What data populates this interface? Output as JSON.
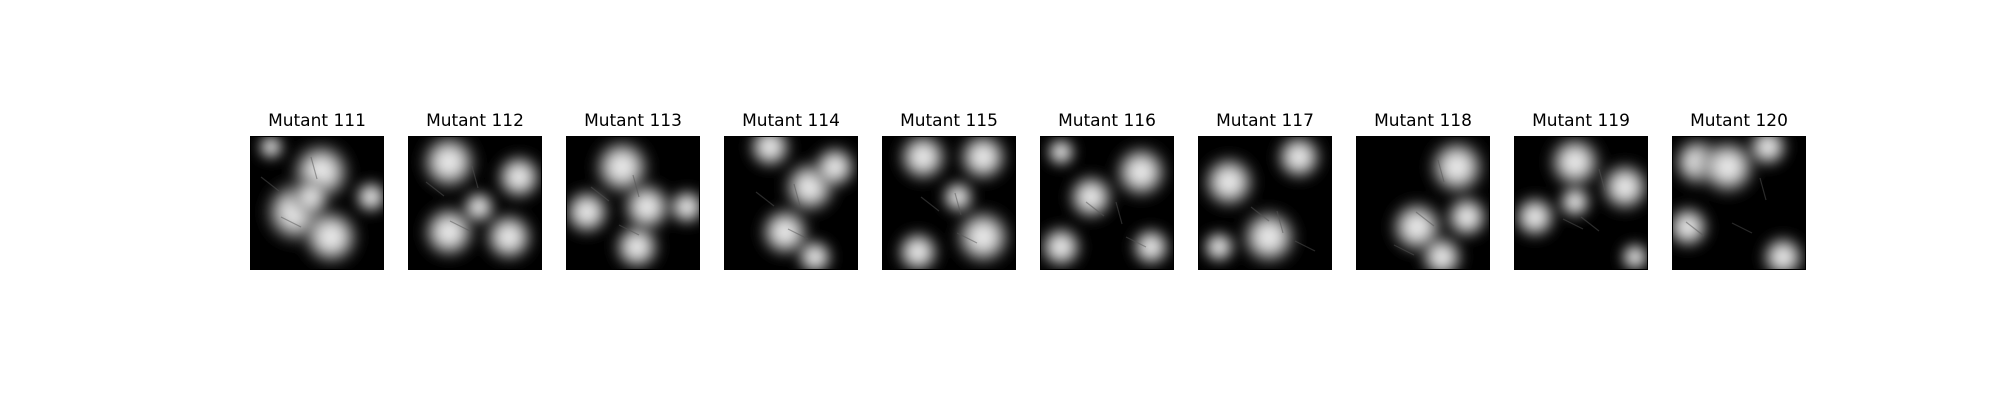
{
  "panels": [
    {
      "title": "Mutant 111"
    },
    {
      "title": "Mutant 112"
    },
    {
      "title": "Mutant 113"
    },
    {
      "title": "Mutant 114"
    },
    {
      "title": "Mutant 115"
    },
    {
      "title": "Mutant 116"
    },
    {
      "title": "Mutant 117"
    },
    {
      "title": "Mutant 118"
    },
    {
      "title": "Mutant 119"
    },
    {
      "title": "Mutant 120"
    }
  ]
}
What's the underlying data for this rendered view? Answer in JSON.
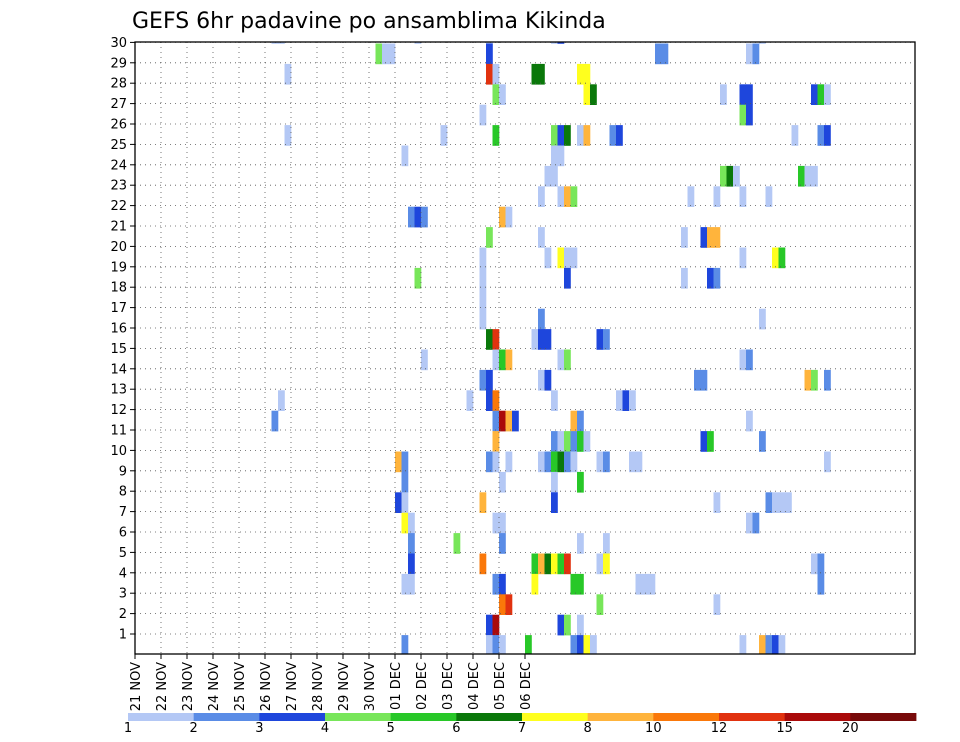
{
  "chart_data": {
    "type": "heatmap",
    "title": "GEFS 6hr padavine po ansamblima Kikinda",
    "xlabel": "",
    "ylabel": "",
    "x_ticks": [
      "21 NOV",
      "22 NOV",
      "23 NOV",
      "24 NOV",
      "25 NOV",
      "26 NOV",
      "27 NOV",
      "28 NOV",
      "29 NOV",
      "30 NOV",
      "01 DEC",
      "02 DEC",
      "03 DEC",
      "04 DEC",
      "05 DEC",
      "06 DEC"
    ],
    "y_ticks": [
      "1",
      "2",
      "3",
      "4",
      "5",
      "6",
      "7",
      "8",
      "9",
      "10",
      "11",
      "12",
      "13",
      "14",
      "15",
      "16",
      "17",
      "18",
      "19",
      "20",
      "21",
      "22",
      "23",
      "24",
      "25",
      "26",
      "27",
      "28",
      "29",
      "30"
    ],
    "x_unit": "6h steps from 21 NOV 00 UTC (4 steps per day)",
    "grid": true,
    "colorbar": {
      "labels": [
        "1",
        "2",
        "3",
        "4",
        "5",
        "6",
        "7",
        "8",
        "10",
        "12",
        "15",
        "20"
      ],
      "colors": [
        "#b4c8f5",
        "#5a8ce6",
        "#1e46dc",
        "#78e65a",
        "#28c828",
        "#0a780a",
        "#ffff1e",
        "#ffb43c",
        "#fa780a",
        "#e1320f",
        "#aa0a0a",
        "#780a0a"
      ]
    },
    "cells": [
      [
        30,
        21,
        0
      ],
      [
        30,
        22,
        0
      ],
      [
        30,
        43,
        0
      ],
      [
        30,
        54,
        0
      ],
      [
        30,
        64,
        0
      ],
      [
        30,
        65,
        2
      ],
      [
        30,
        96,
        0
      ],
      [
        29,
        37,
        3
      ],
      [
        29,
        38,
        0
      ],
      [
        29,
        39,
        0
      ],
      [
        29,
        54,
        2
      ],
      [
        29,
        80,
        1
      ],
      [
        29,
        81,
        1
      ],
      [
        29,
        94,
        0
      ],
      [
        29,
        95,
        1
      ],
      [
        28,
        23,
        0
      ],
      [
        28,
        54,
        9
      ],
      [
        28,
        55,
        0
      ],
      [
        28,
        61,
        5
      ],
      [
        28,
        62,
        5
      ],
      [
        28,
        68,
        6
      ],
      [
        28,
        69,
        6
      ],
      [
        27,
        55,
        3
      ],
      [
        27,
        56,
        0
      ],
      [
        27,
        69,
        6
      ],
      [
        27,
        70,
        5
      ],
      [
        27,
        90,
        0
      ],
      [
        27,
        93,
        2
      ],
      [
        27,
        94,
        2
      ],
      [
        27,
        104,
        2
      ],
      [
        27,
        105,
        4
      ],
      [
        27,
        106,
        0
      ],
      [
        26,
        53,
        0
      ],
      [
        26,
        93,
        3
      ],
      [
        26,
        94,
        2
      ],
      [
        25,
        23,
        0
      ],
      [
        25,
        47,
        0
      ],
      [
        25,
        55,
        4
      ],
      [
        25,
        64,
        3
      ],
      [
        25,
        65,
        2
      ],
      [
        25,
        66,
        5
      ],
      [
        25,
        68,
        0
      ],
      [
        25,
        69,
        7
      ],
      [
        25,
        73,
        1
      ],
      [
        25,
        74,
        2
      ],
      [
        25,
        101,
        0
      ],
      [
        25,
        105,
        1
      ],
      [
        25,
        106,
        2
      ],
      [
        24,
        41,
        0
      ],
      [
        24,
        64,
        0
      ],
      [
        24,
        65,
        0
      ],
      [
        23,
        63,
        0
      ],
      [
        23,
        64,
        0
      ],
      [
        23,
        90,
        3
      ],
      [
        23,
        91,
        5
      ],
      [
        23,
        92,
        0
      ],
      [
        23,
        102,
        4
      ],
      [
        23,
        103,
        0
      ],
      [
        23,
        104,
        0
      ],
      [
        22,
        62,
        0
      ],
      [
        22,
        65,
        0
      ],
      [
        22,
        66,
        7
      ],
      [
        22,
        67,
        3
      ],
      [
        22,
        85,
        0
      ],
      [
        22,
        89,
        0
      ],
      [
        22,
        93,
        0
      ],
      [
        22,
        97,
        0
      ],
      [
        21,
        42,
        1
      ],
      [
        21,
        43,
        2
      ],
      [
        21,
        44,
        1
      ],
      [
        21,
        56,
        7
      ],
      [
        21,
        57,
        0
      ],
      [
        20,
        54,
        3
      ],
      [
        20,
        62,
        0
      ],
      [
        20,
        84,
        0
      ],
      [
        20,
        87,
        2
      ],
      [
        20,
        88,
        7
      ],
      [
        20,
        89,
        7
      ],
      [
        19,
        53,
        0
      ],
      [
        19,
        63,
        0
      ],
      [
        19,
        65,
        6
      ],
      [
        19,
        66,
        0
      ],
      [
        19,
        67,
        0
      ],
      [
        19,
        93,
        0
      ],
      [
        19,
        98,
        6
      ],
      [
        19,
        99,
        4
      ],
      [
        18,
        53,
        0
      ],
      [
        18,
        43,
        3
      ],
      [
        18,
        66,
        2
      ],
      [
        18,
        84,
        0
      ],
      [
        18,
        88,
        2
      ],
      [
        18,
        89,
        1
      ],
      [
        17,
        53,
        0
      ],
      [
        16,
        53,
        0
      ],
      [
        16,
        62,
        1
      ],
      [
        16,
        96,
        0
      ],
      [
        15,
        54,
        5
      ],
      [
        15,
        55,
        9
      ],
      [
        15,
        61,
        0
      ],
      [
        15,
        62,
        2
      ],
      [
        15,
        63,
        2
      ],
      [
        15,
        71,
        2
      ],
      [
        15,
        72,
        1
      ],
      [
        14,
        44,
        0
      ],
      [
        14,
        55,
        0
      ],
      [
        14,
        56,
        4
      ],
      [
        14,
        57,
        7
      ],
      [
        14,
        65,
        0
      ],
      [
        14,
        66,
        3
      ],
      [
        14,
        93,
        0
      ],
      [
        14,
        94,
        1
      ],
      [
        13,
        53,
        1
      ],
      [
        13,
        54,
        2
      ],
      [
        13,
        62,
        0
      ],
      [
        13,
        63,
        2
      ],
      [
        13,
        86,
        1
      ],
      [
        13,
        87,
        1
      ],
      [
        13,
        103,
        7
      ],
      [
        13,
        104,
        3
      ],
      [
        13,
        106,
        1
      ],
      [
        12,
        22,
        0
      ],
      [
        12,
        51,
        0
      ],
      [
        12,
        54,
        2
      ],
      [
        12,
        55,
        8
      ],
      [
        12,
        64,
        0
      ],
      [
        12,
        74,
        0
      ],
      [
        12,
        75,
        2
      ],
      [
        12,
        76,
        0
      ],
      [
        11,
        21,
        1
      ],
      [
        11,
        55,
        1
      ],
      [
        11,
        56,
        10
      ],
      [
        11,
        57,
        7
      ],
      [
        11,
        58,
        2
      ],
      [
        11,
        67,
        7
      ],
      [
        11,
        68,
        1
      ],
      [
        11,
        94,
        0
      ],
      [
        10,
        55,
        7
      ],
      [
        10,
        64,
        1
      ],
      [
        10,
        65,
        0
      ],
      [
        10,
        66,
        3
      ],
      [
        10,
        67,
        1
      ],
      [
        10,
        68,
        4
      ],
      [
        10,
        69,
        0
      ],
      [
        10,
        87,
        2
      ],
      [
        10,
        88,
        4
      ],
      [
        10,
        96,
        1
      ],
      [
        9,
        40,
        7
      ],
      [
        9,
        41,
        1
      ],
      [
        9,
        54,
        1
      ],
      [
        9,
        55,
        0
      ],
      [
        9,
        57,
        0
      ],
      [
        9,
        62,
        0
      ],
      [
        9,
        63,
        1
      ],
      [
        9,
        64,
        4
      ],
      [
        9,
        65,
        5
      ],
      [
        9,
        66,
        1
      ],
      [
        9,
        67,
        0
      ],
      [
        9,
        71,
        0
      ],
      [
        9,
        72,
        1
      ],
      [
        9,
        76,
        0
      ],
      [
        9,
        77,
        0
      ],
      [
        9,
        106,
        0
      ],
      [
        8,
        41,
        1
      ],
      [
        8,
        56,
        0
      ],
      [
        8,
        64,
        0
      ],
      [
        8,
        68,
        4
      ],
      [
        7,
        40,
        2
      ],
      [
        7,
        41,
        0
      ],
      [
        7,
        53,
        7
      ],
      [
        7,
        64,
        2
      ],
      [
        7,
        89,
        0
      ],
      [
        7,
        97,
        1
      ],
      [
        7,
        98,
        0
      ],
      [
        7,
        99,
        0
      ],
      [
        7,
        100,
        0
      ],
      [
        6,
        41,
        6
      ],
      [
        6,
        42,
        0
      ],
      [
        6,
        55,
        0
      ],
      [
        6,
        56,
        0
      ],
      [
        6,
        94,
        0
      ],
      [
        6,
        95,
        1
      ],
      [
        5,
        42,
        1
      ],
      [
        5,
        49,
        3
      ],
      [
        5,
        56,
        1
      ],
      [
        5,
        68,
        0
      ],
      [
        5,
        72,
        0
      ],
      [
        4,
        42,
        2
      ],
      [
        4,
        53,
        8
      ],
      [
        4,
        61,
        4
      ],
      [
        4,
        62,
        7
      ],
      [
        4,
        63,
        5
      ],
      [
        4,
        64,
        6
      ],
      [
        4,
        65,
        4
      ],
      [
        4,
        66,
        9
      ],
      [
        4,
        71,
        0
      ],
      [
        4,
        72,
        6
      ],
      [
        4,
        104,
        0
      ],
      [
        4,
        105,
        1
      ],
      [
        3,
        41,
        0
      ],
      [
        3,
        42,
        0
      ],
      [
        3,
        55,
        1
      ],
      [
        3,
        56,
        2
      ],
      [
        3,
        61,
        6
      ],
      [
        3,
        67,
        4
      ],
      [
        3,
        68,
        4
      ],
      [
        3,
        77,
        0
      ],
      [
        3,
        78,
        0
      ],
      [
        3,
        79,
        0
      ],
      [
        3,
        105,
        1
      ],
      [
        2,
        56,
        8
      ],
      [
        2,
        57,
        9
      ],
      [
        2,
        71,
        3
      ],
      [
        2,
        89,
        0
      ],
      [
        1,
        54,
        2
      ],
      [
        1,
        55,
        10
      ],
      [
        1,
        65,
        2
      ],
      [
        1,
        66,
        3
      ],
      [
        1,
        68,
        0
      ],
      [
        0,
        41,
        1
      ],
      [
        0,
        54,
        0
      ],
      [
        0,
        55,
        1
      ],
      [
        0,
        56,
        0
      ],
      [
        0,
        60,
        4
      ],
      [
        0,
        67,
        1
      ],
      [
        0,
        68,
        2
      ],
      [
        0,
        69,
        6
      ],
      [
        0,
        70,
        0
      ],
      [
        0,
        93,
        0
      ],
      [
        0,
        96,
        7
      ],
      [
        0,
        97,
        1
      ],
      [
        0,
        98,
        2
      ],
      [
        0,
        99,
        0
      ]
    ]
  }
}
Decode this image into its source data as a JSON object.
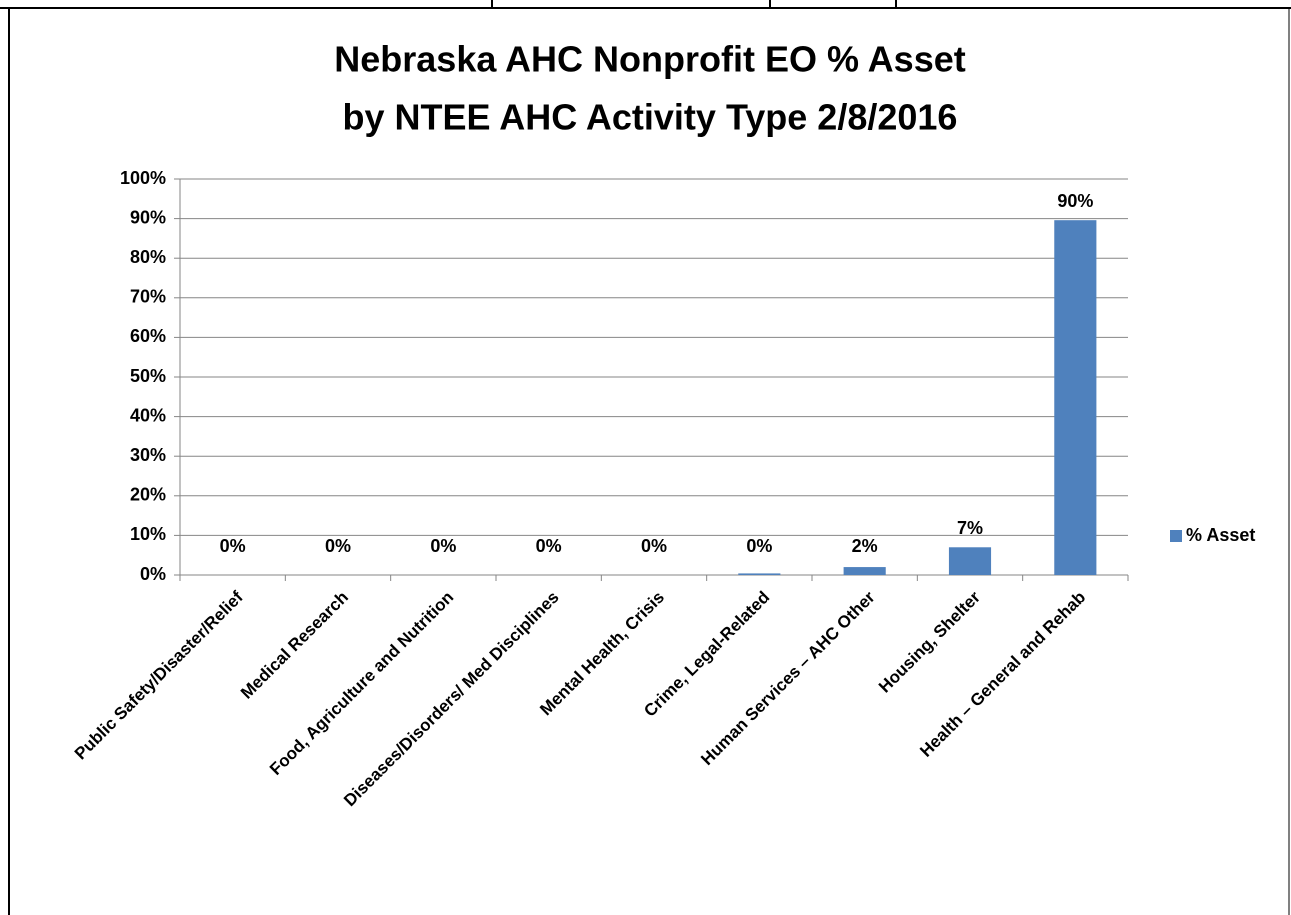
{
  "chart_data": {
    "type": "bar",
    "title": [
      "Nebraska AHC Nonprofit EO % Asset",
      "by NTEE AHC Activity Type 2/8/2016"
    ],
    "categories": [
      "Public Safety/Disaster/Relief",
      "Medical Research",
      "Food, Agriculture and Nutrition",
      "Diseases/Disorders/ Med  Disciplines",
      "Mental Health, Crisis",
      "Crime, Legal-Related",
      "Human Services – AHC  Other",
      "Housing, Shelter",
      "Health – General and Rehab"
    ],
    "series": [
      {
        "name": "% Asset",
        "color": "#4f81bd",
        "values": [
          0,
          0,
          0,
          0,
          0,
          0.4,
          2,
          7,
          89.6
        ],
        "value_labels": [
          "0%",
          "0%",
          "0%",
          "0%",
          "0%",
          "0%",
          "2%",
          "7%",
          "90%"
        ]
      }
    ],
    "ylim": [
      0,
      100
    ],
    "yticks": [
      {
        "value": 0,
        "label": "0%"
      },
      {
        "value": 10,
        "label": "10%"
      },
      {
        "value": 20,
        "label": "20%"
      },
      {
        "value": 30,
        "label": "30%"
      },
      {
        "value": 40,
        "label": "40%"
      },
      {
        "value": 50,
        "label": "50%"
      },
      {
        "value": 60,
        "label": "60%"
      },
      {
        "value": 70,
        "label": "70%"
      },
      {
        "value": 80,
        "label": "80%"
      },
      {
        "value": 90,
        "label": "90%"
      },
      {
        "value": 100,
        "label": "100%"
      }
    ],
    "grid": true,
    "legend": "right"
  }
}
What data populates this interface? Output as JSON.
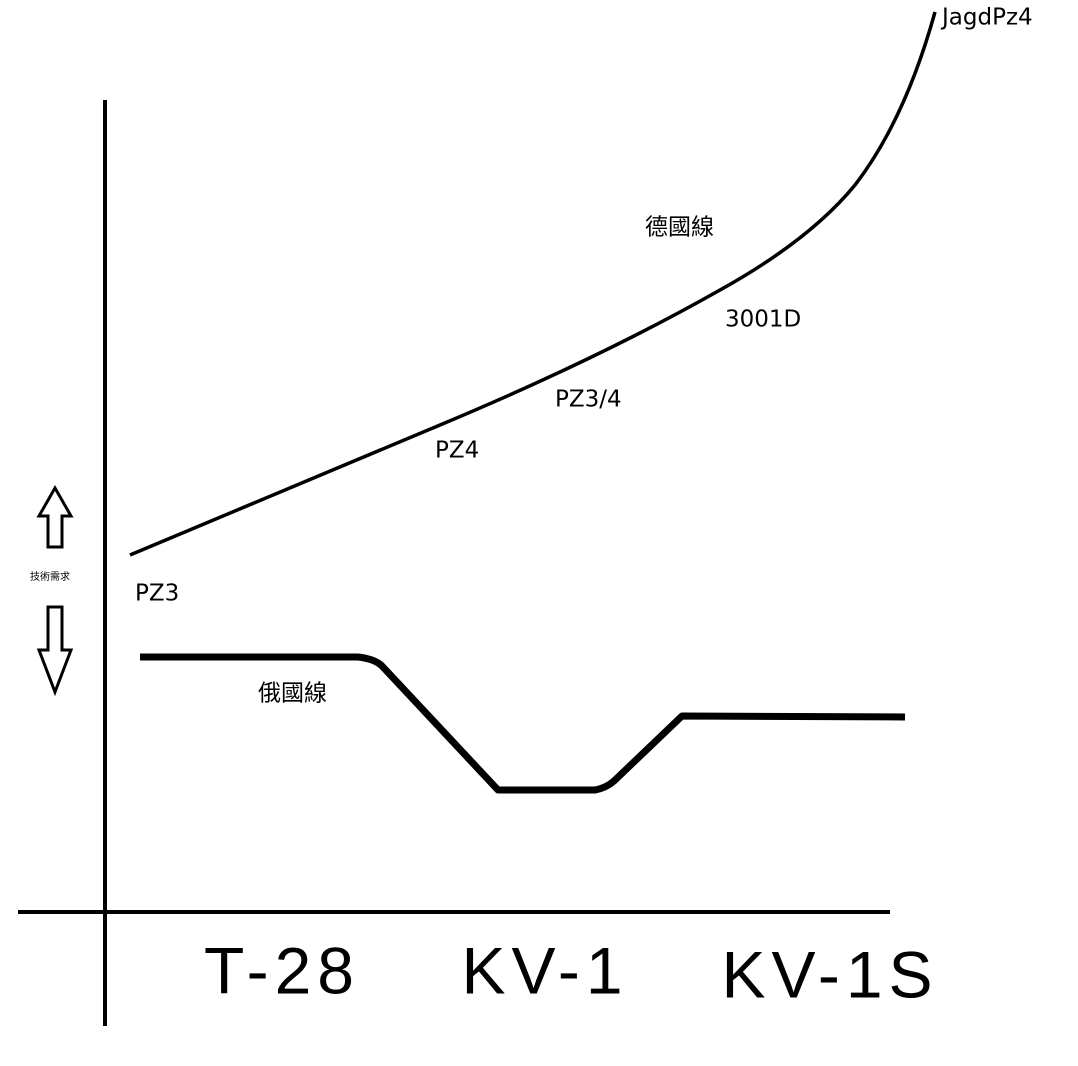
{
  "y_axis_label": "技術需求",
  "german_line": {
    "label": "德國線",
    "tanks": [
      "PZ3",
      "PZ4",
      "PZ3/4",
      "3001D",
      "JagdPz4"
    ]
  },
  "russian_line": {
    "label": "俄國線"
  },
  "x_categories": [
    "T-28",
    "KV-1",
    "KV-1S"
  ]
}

**Problem to solve**.
Locate the lines above that hold the word "Health". Show every one of them.

**Solution to this exercise**.
      "Mental Health, Crisis",
      "Health – General and Rehab"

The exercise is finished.